**Stated task**
All the data below goes into the copy word for word, but the pictures don't.

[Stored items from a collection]
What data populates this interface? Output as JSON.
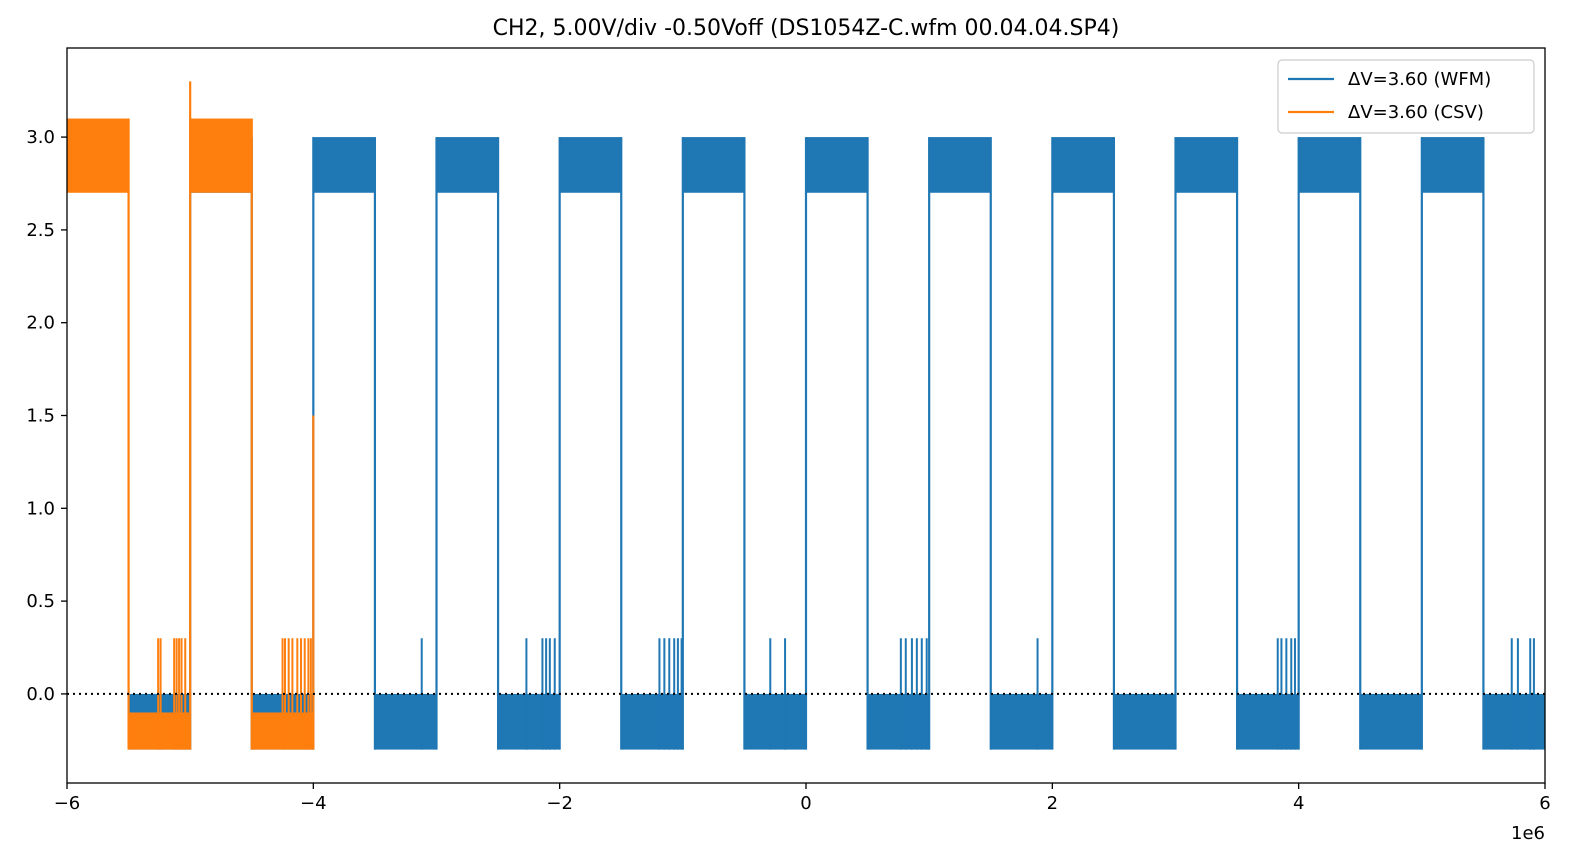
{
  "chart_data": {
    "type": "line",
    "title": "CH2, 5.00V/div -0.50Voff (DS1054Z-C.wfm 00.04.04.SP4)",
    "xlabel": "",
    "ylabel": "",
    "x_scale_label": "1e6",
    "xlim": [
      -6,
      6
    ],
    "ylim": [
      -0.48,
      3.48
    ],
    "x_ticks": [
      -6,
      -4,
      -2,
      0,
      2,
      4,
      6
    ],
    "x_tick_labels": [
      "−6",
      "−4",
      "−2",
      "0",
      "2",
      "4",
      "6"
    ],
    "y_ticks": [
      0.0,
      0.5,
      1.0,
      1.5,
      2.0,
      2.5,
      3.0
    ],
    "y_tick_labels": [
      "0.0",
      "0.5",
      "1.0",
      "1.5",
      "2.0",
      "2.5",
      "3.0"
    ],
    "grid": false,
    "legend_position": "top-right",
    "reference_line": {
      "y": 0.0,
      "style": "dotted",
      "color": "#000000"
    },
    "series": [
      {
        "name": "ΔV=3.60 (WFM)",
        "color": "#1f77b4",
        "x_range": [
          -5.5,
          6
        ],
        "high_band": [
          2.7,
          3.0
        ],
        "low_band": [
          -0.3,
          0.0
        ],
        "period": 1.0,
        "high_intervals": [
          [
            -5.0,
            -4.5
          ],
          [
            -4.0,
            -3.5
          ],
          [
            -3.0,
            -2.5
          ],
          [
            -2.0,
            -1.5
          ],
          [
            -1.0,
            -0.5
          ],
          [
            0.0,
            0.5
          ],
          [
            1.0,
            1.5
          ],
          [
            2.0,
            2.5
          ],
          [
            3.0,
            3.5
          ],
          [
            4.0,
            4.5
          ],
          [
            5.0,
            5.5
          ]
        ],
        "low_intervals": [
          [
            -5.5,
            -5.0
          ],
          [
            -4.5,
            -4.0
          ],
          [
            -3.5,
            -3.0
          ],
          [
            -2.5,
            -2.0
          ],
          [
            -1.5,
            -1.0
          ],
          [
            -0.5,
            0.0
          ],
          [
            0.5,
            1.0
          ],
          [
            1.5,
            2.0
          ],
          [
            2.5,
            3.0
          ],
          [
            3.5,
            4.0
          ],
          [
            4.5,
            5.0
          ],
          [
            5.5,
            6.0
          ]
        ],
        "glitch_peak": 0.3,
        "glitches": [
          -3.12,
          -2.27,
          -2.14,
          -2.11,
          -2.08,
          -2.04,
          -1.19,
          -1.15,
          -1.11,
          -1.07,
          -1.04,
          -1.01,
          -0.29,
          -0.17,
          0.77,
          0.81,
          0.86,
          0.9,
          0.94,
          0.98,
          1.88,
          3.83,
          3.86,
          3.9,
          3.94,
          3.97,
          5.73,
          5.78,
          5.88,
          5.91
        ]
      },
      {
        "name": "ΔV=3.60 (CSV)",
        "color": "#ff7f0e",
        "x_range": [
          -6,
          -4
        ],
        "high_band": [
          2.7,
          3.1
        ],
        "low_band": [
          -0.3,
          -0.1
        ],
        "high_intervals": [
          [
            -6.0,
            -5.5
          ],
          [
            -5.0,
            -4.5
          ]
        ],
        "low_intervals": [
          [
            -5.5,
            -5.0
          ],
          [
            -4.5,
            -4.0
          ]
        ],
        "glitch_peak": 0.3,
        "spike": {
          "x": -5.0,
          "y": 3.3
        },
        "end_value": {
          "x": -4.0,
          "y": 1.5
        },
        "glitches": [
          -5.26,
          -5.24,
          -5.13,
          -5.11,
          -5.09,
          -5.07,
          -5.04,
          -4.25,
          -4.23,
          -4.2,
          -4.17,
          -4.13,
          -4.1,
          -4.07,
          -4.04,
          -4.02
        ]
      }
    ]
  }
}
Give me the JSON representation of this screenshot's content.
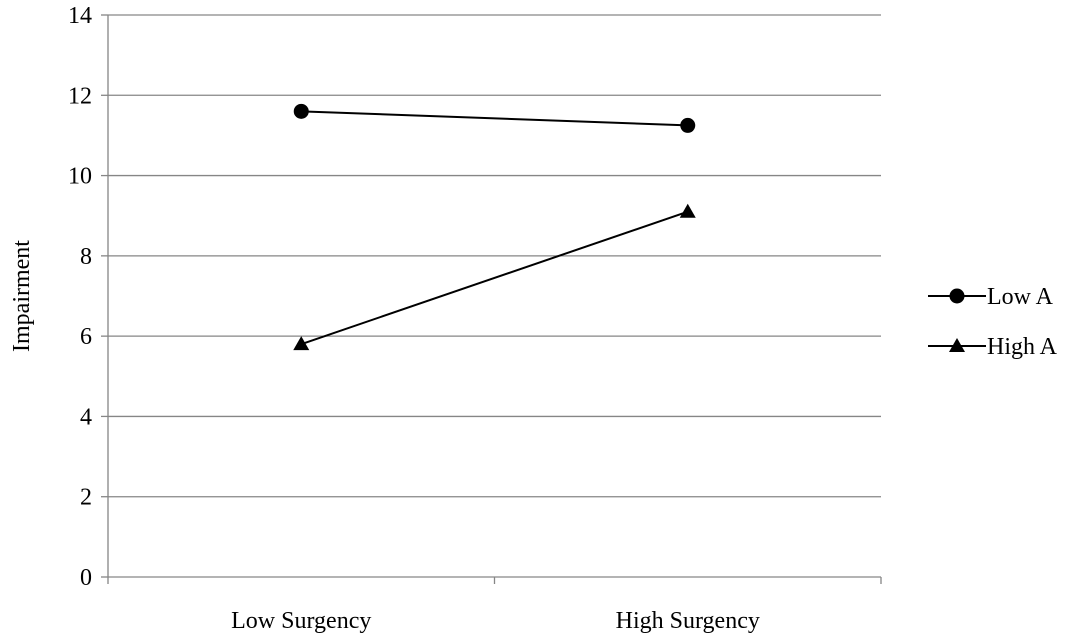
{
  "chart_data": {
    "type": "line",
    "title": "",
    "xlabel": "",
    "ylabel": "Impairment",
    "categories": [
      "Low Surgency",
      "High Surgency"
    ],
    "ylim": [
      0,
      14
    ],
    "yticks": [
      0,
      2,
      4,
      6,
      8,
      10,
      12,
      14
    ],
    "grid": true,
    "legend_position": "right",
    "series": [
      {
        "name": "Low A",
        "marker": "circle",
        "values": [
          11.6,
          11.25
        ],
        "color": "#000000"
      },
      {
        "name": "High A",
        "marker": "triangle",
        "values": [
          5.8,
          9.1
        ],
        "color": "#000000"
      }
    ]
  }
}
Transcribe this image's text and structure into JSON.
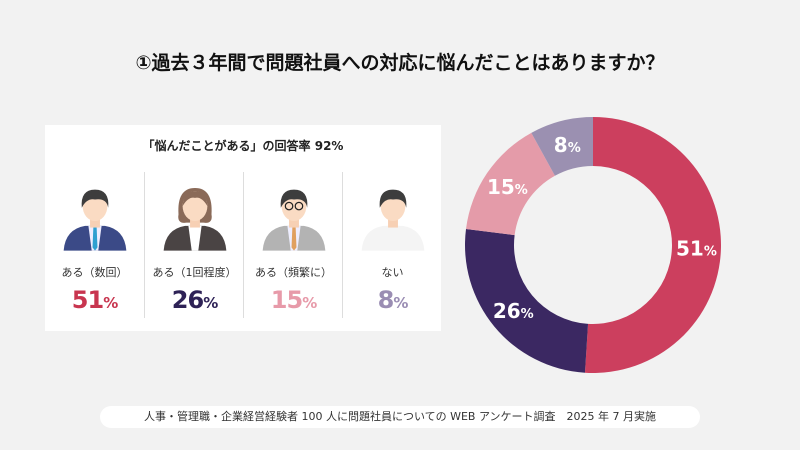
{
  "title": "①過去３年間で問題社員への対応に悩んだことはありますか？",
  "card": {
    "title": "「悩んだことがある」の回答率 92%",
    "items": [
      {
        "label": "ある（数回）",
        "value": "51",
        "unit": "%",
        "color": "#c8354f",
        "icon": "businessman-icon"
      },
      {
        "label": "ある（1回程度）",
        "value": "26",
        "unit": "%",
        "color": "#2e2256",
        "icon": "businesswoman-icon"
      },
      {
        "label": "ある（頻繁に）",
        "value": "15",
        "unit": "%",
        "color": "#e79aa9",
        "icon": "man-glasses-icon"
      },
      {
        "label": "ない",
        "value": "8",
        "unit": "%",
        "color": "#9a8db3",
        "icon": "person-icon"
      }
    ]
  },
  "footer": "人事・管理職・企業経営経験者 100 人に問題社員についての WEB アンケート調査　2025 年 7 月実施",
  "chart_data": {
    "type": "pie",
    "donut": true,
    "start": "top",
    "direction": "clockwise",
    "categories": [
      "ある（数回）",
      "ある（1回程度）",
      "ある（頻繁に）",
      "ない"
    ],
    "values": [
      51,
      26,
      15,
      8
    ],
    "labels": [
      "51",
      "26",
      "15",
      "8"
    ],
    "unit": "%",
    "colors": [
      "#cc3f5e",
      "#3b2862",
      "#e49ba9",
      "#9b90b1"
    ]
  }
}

**Exercise answer**
What data populates this interface? Output as JSON.
{
  "chart_data": {
    "type": "line",
    "title": "CH2, 5.00V/div -0.50Voff (DS1054Z-C.wfm 00.04.04.SP4)",
    "xlabel": "",
    "ylabel": "",
    "x_scale_label": "1e6",
    "xlim": [
      -6,
      6
    ],
    "ylim": [
      -0.48,
      3.48
    ],
    "x_ticks": [
      -6,
      -4,
      -2,
      0,
      2,
      4,
      6
    ],
    "x_tick_labels": [
      "−6",
      "−4",
      "−2",
      "0",
      "2",
      "4",
      "6"
    ],
    "y_ticks": [
      0.0,
      0.5,
      1.0,
      1.5,
      2.0,
      2.5,
      3.0
    ],
    "y_tick_labels": [
      "0.0",
      "0.5",
      "1.0",
      "1.5",
      "2.0",
      "2.5",
      "3.0"
    ],
    "grid": false,
    "legend_position": "top-right",
    "reference_line": {
      "y": 0.0,
      "style": "dotted",
      "color": "#000000"
    },
    "series": [
      {
        "name": "ΔV=3.60 (WFM)",
        "color": "#1f77b4",
        "x_range": [
          -5.5,
          6
        ],
        "high_band": [
          2.7,
          3.0
        ],
        "low_band": [
          -0.3,
          0.0
        ],
        "period": 1.0,
        "high_intervals": [
          [
            -5.0,
            -4.5
          ],
          [
            -4.0,
            -3.5
          ],
          [
            -3.0,
            -2.5
          ],
          [
            -2.0,
            -1.5
          ],
          [
            -1.0,
            -0.5
          ],
          [
            0.0,
            0.5
          ],
          [
            1.0,
            1.5
          ],
          [
            2.0,
            2.5
          ],
          [
            3.0,
            3.5
          ],
          [
            4.0,
            4.5
          ],
          [
            5.0,
            5.5
          ]
        ],
        "low_intervals": [
          [
            -5.5,
            -5.0
          ],
          [
            -4.5,
            -4.0
          ],
          [
            -3.5,
            -3.0
          ],
          [
            -2.5,
            -2.0
          ],
          [
            -1.5,
            -1.0
          ],
          [
            -0.5,
            0.0
          ],
          [
            0.5,
            1.0
          ],
          [
            1.5,
            2.0
          ],
          [
            2.5,
            3.0
          ],
          [
            3.5,
            4.0
          ],
          [
            4.5,
            5.0
          ],
          [
            5.5,
            6.0
          ]
        ],
        "glitch_peak": 0.3,
        "glitches": [
          -3.12,
          -2.27,
          -2.14,
          -2.11,
          -2.08,
          -2.04,
          -1.19,
          -1.15,
          -1.11,
          -1.07,
          -1.04,
          -1.01,
          -0.29,
          -0.17,
          0.77,
          0.81,
          0.86,
          0.9,
          0.94,
          0.98,
          1.88,
          3.83,
          3.86,
          3.9,
          3.94,
          3.97,
          5.73,
          5.78,
          5.88,
          5.91
        ]
      },
      {
        "name": "ΔV=3.60 (CSV)",
        "color": "#ff7f0e",
        "x_range": [
          -6,
          -4
        ],
        "high_band": [
          2.7,
          3.1
        ],
        "low_band": [
          -0.3,
          -0.1
        ],
        "high_intervals": [
          [
            -6.0,
            -5.5
          ],
          [
            -5.0,
            -4.5
          ]
        ],
        "low_intervals": [
          [
            -5.5,
            -5.0
          ],
          [
            -4.5,
            -4.0
          ]
        ],
        "glitch_peak": 0.3,
        "spike": {
          "x": -5.0,
          "y": 3.3
        },
        "end_value": {
          "x": -4.0,
          "y": 1.5
        },
        "glitches": [
          -5.26,
          -5.24,
          -5.13,
          -5.11,
          -5.09,
          -5.07,
          -5.04,
          -4.25,
          -4.23,
          -4.2,
          -4.17,
          -4.13,
          -4.1,
          -4.07,
          -4.04,
          -4.02
        ]
      }
    ]
  }
}
Give me the JSON representation of this screenshot's content.
{
  "chart_data": {
    "type": "line",
    "title": "",
    "xlabel": "",
    "ylabel": "Impairment",
    "categories": [
      "Low Surgency",
      "High Surgency"
    ],
    "ylim": [
      0,
      14
    ],
    "yticks": [
      0,
      2,
      4,
      6,
      8,
      10,
      12,
      14
    ],
    "grid": true,
    "legend_position": "right",
    "series": [
      {
        "name": "Low A",
        "marker": "circle",
        "values": [
          11.6,
          11.25
        ],
        "color": "#000000"
      },
      {
        "name": "High A",
        "marker": "triangle",
        "values": [
          5.8,
          9.1
        ],
        "color": "#000000"
      }
    ]
  }
}
Transcribe this image's text and structure into JSON.
{
  "title": "①過去３年間で問題社員への対応に悩んだことはありますか？",
  "card": {
    "title": "「悩んだことがある」の回答率 92%",
    "items": [
      {
        "label": "ある（数回）",
        "value": "51",
        "unit": "%",
        "color": "#c8354f",
        "icon": "businessman-icon"
      },
      {
        "label": "ある（1回程度）",
        "value": "26",
        "unit": "%",
        "color": "#2e2256",
        "icon": "businesswoman-icon"
      },
      {
        "label": "ある（頻繁に）",
        "value": "15",
        "unit": "%",
        "color": "#e79aa9",
        "icon": "man-glasses-icon"
      },
      {
        "label": "ない",
        "value": "8",
        "unit": "%",
        "color": "#9a8db3",
        "icon": "person-icon"
      }
    ]
  },
  "footer": "人事・管理職・企業経営経験者 100 人に問題社員についての WEB アンケート調査　2025 年 7 月実施",
  "chart_data": {
    "type": "pie",
    "donut": true,
    "start": "top",
    "direction": "clockwise",
    "categories": [
      "ある（数回）",
      "ある（1回程度）",
      "ある（頻繁に）",
      "ない"
    ],
    "values": [
      51,
      26,
      15,
      8
    ],
    "labels": [
      "51",
      "26",
      "15",
      "8"
    ],
    "unit": "%",
    "colors": [
      "#cc3f5e",
      "#3b2862",
      "#e49ba9",
      "#9b90b1"
    ]
  }
}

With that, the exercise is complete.